_WRITTEN EXERCISE_
Return all of the entries exactly, with nothing added or left out.

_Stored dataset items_
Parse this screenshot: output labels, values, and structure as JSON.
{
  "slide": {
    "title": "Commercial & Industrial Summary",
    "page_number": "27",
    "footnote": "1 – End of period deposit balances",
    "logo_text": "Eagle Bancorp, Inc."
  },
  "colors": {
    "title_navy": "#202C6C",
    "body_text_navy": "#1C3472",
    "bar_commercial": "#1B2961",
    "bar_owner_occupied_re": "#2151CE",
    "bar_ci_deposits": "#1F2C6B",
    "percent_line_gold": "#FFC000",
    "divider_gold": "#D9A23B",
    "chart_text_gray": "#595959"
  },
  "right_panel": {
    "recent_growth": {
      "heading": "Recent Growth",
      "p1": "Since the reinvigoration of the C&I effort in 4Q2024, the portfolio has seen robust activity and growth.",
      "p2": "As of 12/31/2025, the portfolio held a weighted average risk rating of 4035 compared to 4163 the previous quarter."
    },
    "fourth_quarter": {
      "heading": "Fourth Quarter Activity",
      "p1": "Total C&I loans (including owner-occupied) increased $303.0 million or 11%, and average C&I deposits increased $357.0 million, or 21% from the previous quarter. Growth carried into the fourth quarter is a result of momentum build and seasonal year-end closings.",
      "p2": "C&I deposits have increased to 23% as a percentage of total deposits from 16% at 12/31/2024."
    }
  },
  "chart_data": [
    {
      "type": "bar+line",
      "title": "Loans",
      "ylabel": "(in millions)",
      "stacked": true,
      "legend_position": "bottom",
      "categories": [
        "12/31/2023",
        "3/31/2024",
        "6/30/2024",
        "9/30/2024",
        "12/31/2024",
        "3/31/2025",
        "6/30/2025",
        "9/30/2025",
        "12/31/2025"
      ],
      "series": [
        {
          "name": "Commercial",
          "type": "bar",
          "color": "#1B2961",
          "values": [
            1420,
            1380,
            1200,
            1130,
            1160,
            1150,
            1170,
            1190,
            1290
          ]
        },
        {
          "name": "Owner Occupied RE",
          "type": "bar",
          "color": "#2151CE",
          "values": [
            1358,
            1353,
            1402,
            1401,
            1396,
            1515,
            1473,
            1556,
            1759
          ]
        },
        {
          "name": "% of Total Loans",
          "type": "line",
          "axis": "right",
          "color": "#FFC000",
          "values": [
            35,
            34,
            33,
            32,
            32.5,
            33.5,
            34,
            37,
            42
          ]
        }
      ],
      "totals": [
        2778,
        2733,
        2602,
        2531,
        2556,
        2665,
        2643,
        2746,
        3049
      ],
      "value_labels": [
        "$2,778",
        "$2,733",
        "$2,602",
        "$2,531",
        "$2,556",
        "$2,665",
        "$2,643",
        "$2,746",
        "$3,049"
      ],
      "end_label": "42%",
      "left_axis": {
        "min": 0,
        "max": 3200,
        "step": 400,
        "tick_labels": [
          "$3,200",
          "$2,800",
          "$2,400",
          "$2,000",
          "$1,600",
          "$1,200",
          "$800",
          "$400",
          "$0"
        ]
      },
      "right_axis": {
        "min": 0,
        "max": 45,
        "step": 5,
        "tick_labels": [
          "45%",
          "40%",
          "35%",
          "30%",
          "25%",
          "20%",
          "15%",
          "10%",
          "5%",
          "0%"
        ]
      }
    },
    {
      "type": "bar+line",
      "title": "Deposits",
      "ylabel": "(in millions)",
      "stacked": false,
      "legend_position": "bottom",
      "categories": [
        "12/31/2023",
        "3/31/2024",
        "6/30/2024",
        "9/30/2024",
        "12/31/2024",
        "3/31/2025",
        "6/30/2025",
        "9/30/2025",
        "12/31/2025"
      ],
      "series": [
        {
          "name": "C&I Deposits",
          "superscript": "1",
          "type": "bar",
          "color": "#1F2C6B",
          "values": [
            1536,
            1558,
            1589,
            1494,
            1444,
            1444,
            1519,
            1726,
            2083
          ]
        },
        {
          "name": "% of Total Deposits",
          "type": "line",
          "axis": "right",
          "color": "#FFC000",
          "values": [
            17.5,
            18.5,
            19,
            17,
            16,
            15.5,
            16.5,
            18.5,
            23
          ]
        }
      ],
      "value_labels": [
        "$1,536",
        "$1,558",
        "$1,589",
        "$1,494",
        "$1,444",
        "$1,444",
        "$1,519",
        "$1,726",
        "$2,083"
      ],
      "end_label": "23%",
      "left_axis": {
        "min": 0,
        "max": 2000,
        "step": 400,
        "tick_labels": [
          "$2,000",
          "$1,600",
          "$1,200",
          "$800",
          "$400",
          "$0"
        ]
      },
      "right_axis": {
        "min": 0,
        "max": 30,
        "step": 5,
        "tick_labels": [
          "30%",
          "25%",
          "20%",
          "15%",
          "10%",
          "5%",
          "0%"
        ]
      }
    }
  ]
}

_TASK OUTPUT_
Parse this screenshot: output labels, values, and structure as JSON.
{
  "slide": {
    "title": "Commercial & Industrial Summary",
    "page_number": "27",
    "footnote": "1 – End of period deposit balances",
    "logo_text": "Eagle Bancorp, Inc."
  },
  "colors": {
    "title_navy": "#202C6C",
    "body_text_navy": "#1C3472",
    "bar_commercial": "#1B2961",
    "bar_owner_occupied_re": "#2151CE",
    "bar_ci_deposits": "#1F2C6B",
    "percent_line_gold": "#FFC000",
    "divider_gold": "#D9A23B",
    "chart_text_gray": "#595959"
  },
  "right_panel": {
    "recent_growth": {
      "heading": "Recent Growth",
      "p1": "Since the reinvigoration of the C&I effort in 4Q2024, the portfolio has seen robust activity and growth.",
      "p2": "As of 12/31/2025, the portfolio held a weighted average risk rating of 4035 compared to 4163 the previous quarter."
    },
    "fourth_quarter": {
      "heading": "Fourth Quarter Activity",
      "p1": "Total C&I loans (including owner-occupied) increased $303.0 million or 11%, and average C&I deposits increased $357.0 million, or 21% from the previous quarter. Growth carried into the fourth quarter is a result of momentum build and seasonal year-end closings.",
      "p2": "C&I deposits have increased to 23% as a percentage of total deposits from 16% at 12/31/2024."
    }
  },
  "chart_data": [
    {
      "type": "bar+line",
      "title": "Loans",
      "ylabel": "(in millions)",
      "stacked": true,
      "legend_position": "bottom",
      "categories": [
        "12/31/2023",
        "3/31/2024",
        "6/30/2024",
        "9/30/2024",
        "12/31/2024",
        "3/31/2025",
        "6/30/2025",
        "9/30/2025",
        "12/31/2025"
      ],
      "series": [
        {
          "name": "Commercial",
          "type": "bar",
          "color": "#1B2961",
          "values": [
            1420,
            1380,
            1200,
            1130,
            1160,
            1150,
            1170,
            1190,
            1290
          ]
        },
        {
          "name": "Owner Occupied RE",
          "type": "bar",
          "color": "#2151CE",
          "values": [
            1358,
            1353,
            1402,
            1401,
            1396,
            1515,
            1473,
            1556,
            1759
          ]
        },
        {
          "name": "% of Total Loans",
          "type": "line",
          "axis": "right",
          "color": "#FFC000",
          "values": [
            35,
            34,
            33,
            32,
            32.5,
            33.5,
            34,
            37,
            42
          ]
        }
      ],
      "totals": [
        2778,
        2733,
        2602,
        2531,
        2556,
        2665,
        2643,
        2746,
        3049
      ],
      "value_labels": [
        "$2,778",
        "$2,733",
        "$2,602",
        "$2,531",
        "$2,556",
        "$2,665",
        "$2,643",
        "$2,746",
        "$3,049"
      ],
      "end_label": "42%",
      "left_axis": {
        "min": 0,
        "max": 3200,
        "step": 400,
        "tick_labels": [
          "$3,200",
          "$2,800",
          "$2,400",
          "$2,000",
          "$1,600",
          "$1,200",
          "$800",
          "$400",
          "$0"
        ]
      },
      "right_axis": {
        "min": 0,
        "max": 45,
        "step": 5,
        "tick_labels": [
          "45%",
          "40%",
          "35%",
          "30%",
          "25%",
          "20%",
          "15%",
          "10%",
          "5%",
          "0%"
        ]
      }
    },
    {
      "type": "bar+line",
      "title": "Deposits",
      "ylabel": "(in millions)",
      "stacked": false,
      "legend_position": "bottom",
      "categories": [
        "12/31/2023",
        "3/31/2024",
        "6/30/2024",
        "9/30/2024",
        "12/31/2024",
        "3/31/2025",
        "6/30/2025",
        "9/30/2025",
        "12/31/2025"
      ],
      "series": [
        {
          "name": "C&I Deposits",
          "superscript": "1",
          "type": "bar",
          "color": "#1F2C6B",
          "values": [
            1536,
            1558,
            1589,
            1494,
            1444,
            1444,
            1519,
            1726,
            2083
          ]
        },
        {
          "name": "% of Total Deposits",
          "type": "line",
          "axis": "right",
          "color": "#FFC000",
          "values": [
            17.5,
            18.5,
            19,
            17,
            16,
            15.5,
            16.5,
            18.5,
            23
          ]
        }
      ],
      "value_labels": [
        "$1,536",
        "$1,558",
        "$1,589",
        "$1,494",
        "$1,444",
        "$1,444",
        "$1,519",
        "$1,726",
        "$2,083"
      ],
      "end_label": "23%",
      "left_axis": {
        "min": 0,
        "max": 2000,
        "step": 400,
        "tick_labels": [
          "$2,000",
          "$1,600",
          "$1,200",
          "$800",
          "$400",
          "$0"
        ]
      },
      "right_axis": {
        "min": 0,
        "max": 30,
        "step": 5,
        "tick_labels": [
          "30%",
          "25%",
          "20%",
          "15%",
          "10%",
          "5%",
          "0%"
        ]
      }
    }
  ]
}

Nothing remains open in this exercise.